# ACTIVITY
From the entries that follow, copy every line with the word "Visit".

┌──

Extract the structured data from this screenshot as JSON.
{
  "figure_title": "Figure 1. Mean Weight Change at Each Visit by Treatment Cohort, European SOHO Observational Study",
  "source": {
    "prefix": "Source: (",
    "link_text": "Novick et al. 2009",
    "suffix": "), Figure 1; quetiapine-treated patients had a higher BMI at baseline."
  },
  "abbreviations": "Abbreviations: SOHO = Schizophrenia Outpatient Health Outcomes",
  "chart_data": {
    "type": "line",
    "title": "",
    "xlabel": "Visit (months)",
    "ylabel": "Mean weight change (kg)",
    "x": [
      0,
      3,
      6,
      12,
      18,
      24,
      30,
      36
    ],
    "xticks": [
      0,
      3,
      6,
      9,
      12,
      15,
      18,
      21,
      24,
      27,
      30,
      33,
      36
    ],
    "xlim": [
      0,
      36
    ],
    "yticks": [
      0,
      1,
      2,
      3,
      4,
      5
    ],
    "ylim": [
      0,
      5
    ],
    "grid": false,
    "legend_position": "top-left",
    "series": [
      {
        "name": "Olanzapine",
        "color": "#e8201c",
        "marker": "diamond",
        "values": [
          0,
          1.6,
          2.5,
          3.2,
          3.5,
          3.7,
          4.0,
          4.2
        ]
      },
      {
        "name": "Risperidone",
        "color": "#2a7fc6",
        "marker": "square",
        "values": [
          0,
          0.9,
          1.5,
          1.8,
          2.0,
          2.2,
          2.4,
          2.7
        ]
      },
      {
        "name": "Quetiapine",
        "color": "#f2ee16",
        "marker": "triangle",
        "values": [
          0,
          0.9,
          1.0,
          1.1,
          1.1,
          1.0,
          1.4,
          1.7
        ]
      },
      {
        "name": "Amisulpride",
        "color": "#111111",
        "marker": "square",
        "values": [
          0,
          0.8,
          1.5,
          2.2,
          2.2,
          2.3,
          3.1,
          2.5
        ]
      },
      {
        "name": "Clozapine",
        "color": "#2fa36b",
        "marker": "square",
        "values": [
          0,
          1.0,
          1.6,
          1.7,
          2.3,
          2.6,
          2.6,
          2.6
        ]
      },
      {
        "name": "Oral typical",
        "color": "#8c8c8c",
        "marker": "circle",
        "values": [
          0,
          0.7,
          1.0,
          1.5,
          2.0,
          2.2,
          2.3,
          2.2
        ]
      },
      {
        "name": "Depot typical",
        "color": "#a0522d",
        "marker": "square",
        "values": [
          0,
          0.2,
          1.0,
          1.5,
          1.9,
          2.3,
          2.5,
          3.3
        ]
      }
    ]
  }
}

└──

# RESPONSE
  "figure_title": "Figure 1. Mean Weight Change at Each Visit by Treatment Cohort, European SOHO Observational Study",
    "xlabel": "Visit (months)",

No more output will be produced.